- _Set exercise A_: Summarize the passage on liability-driven investing in two sentences.
- _Set exercise B_: From the passage on liability-driven investing, list every payment in the example liability schedule, together with the year in which each is due.
- _Set exercise C_: Retype the passage on liability-driven investing from "How cash flow" to "zero timing uncertainty.".

- _Page extract_:
-*-*-
Liability-Driven Investing
Liability-driven investing (LDI) is a portfolio construction method that reverses the usual approach: instead of building a portfolio and hoping returns are adequate, you begin with a fixed set of known or projected obligations and structure assets to meet them with high certainty. The goal is not maximum returns but reliable cash flow alignment.
The inverse of traditional asset allocation
Most investors start with capital—a pot of money—and ask: “How should I allocate this to grow it?” They choose bonds, stocks, and alternatives based on risk tolerance and return expectations. Liability-driven investing flips this logic. You start with obligations—a stream of promised payments due on specific dates—and ask: “What assets will I need to fund this?”
A pension fund manager, for example, knows that retirees will demand £50,000 per year starting in 2030 and continuing until death. The manager’s job is not to beat a benchmark but to ensure that money is available. A young individual might know they will need £200,000 for a child’s university education in 15 years. A life insurer knows it must pay out claim settlements on known policy maturity dates. In each case, the liability is the constraint; the portfolio is the solution.
This distinction is crucial. In traditional investing, you tolerate occasional underperformance and hope long-term returns will exceed your needs. In LDI, accepting that risk is often a luxury you cannot afford. If a pension manager falls short in year one, the fund cannot simply “catch up” by outperforming later. Beneficiaries need their cheques on schedule.
How cash flow matching works
The simplest form of LDI is cash flow matching (or “dedication”). You buy a portfolio of bonds and other fixed-income instruments maturing precisely when you need to pay out money.
Suppose your liability schedule is:
- £100,000 due in year 2
- £150,000 due in year 5
- £200,000 due in year 10
You would buy:
- A 2-year bond yielding its maturity payment of £100,000
- A 5-year bond or coupon-paying instruments totalling £150,000
- A 10-year bond or ladder totalling £200,000
When each bond matures, the cash lands in your account precisely when you owe the money. Zero reinvestment risk, zero timing uncertainty.
The cost of building such a portfolio is the discounted present value of those liabilities, calculated at prevailing interest rates. If rates rise, fewer dollars today are needed to generate a fixed future payment (a windfall for the investor). If rates fall, more capital is required (a loss). This is the fundamental interest rate risk in LDI.
Immunization and duration matching
Pure cash flow matching is often impractical or expensive. Bond markets rarely offer instruments with maturities or coupon payments that line up exactly with your obligations, particularly for long-dated ones.
-*-*-
- _Layout coordinate data_:
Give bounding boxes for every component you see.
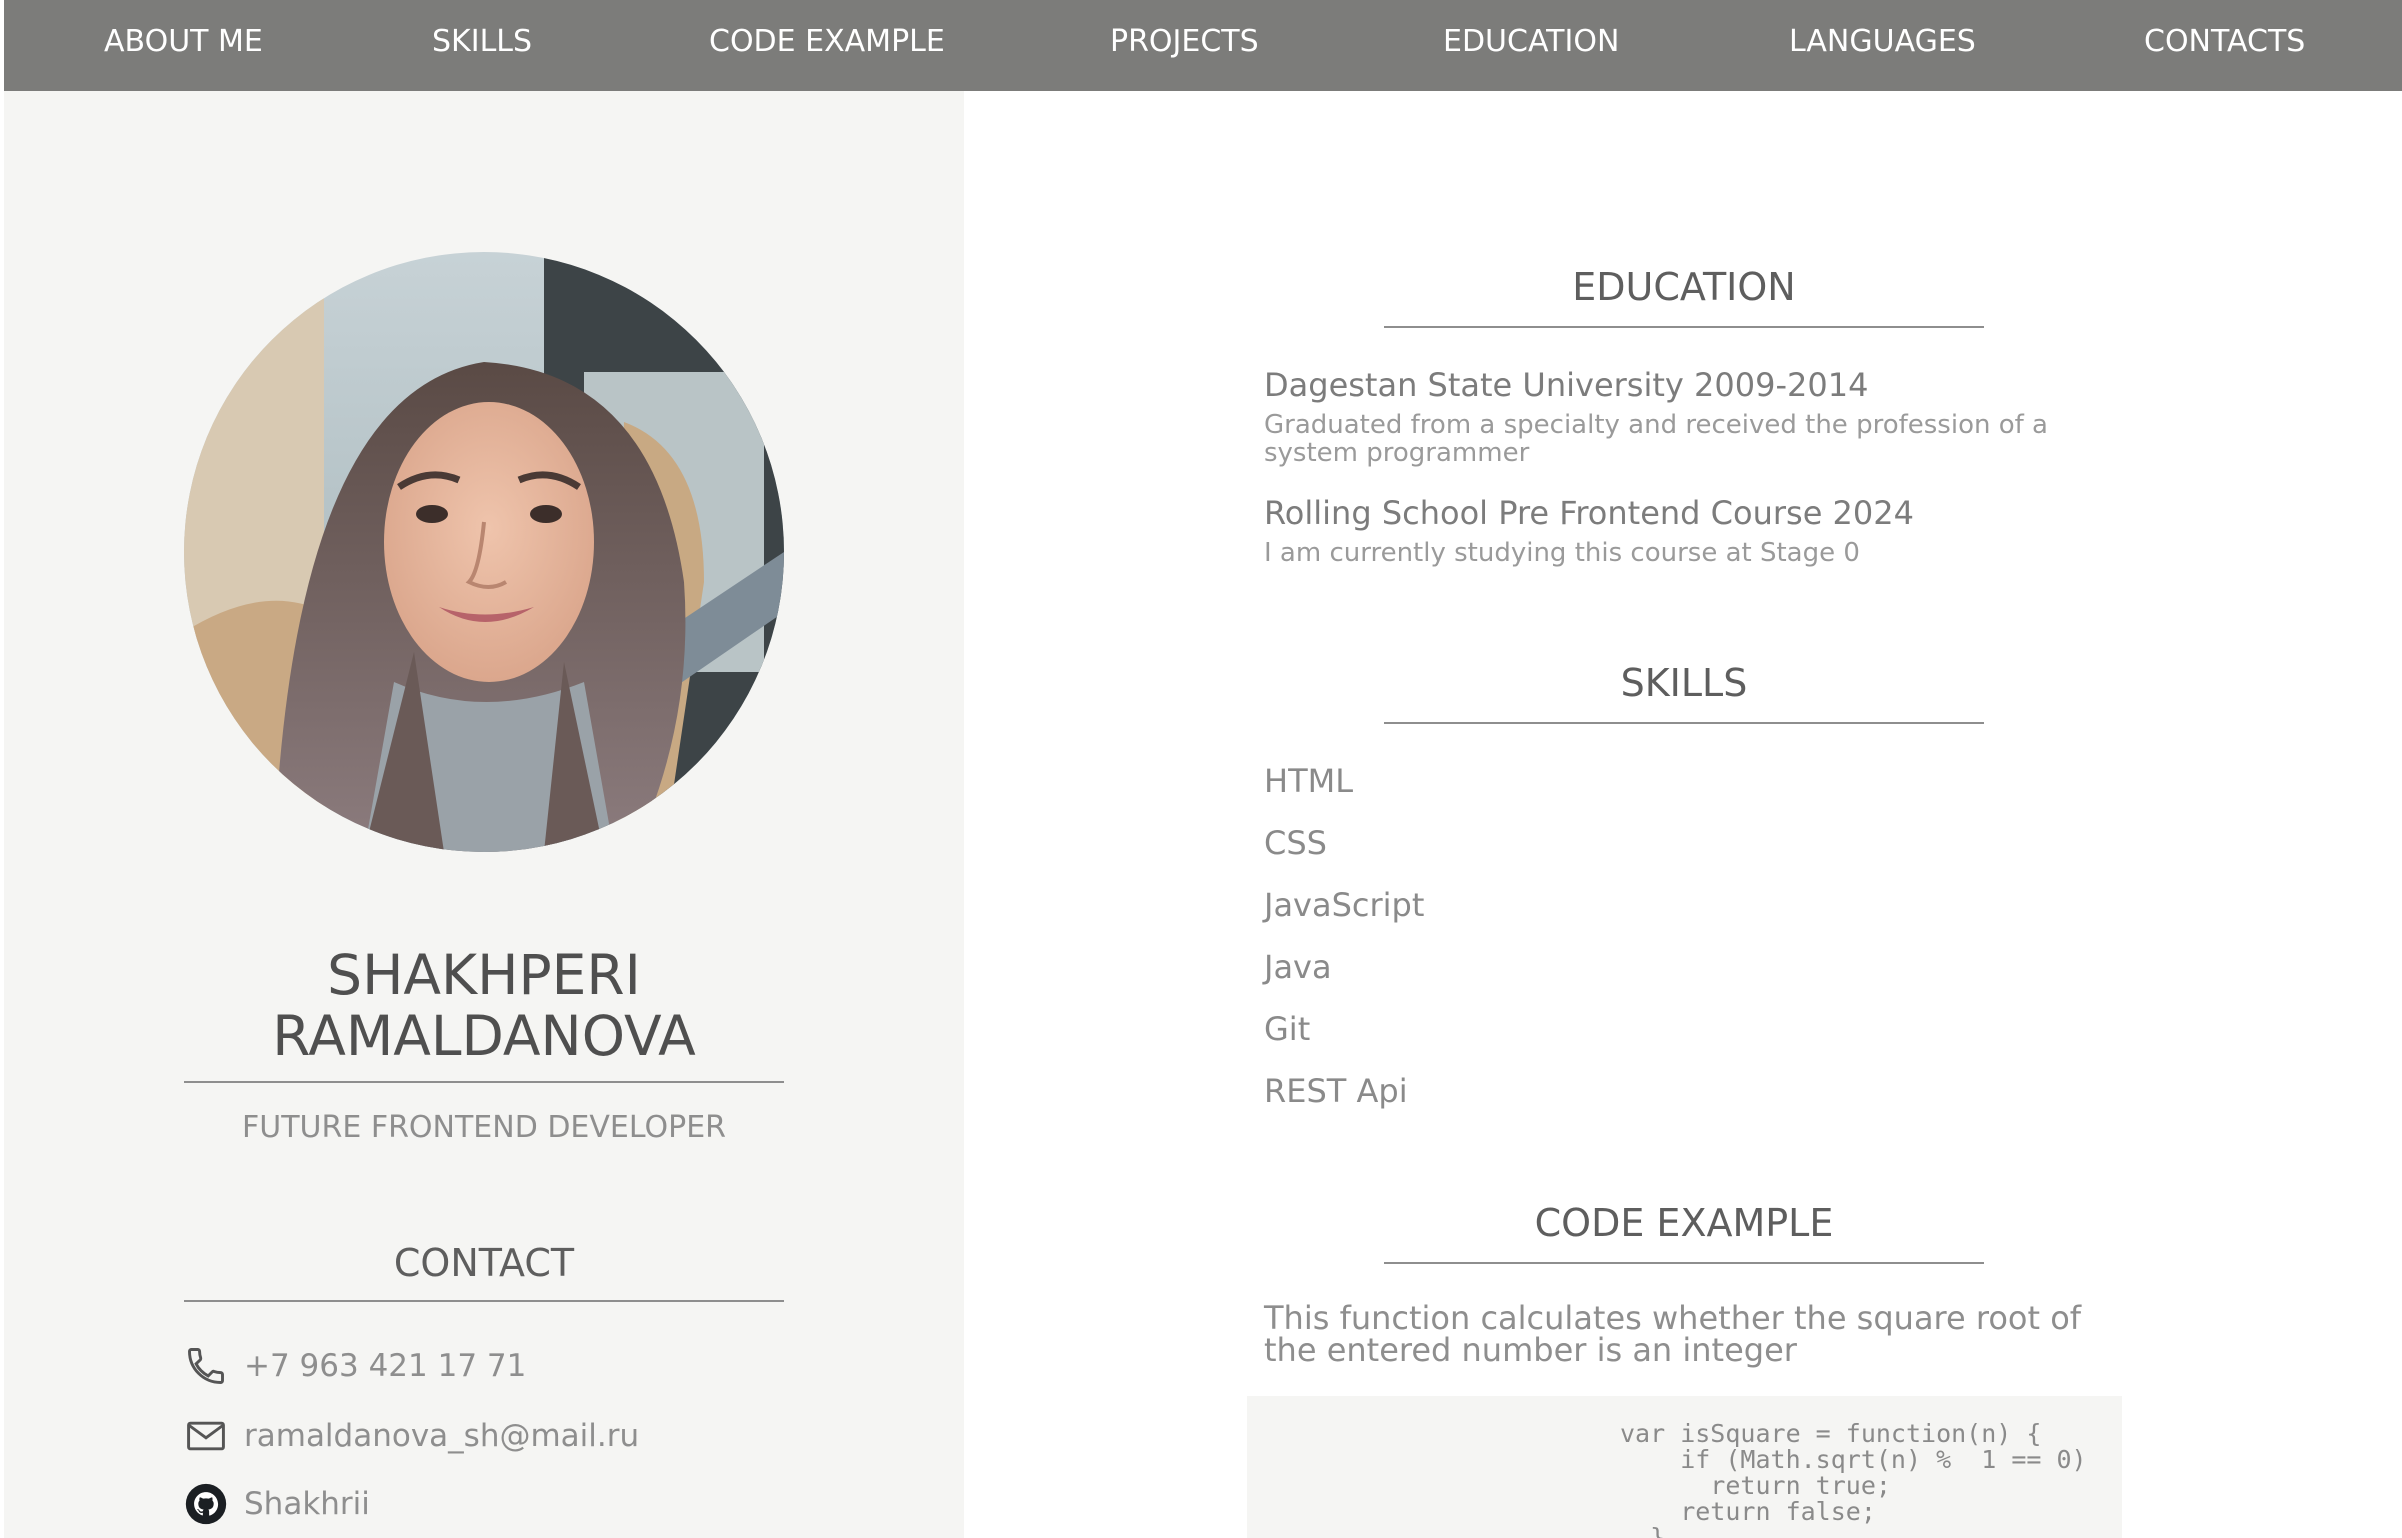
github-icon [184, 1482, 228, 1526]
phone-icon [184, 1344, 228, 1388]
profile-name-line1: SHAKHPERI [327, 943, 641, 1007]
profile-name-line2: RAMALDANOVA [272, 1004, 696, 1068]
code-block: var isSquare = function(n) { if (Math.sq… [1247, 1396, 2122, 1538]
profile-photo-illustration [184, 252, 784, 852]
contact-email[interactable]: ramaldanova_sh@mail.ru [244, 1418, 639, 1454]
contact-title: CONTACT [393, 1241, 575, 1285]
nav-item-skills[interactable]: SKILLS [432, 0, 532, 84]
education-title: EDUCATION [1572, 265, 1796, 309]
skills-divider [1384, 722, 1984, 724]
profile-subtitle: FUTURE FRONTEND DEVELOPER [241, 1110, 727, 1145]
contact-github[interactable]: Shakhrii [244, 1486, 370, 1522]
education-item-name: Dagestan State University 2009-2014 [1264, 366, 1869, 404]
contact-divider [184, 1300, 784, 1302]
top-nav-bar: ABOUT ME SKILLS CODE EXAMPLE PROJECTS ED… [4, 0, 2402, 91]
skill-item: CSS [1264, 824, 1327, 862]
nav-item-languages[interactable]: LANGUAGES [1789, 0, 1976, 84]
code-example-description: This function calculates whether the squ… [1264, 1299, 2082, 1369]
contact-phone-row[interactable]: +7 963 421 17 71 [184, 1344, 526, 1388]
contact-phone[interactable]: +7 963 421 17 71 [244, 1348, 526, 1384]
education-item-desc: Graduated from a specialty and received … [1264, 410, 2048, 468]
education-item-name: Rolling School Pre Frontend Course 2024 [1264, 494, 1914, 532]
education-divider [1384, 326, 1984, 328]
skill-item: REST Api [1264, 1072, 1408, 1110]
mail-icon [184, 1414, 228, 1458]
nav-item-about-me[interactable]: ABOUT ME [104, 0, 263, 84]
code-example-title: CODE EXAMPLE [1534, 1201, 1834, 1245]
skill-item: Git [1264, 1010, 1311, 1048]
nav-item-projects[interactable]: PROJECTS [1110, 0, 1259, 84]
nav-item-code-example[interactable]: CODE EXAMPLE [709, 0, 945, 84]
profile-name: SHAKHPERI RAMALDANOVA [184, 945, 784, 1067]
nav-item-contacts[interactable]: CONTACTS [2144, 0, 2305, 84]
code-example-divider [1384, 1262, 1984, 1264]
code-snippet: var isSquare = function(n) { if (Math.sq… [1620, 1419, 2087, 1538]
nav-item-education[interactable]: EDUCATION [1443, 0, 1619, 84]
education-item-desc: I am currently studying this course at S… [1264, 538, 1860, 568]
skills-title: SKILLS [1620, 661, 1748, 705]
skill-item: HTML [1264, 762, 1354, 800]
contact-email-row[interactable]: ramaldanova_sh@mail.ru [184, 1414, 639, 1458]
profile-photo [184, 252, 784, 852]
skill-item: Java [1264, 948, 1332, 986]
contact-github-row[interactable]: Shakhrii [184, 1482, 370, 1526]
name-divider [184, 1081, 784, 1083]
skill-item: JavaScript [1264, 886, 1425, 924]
-*-*-
- _Finished answer A_: Liability-driven investing starts from a fixed set of known or projected obligations and structures assets to meet them with high certainty, aiming at reliable cash flow alignment rather than maximum returns. Its simplest form, cash flow matching, buys bonds and other fixed-income instruments that mature precisely when payments are due, although this approach is often impractical or expensive because bond markets rarely offer instruments that line up exactly with obligations.

- _Finished answer B_:
- £100,000 due in year 2
- £150,000 due in year 5
- £200,000 due in year 10

- _Finished answer C_:
How cash flow matching works
The simplest form of LDI is cash flow matching (or “dedication”). You buy a portfolio of bonds and other fixed-income instruments maturing precisely when you need to pay out money.
Suppose your liability schedule is:
- £100,000 due in year 2
- £150,000 due in year 5
- £200,000 due in year 10
You would buy:
- A 2-year bond yielding its maturity payment of £100,000
- A 5-year bond or coupon-paying instruments totalling £150,000
- A 10-year bond or ladder totalling £200,000
When each bond matures, the cash lands in your account precisely when you owe the money. Zero reinvestment risk, zero timing uncertainty.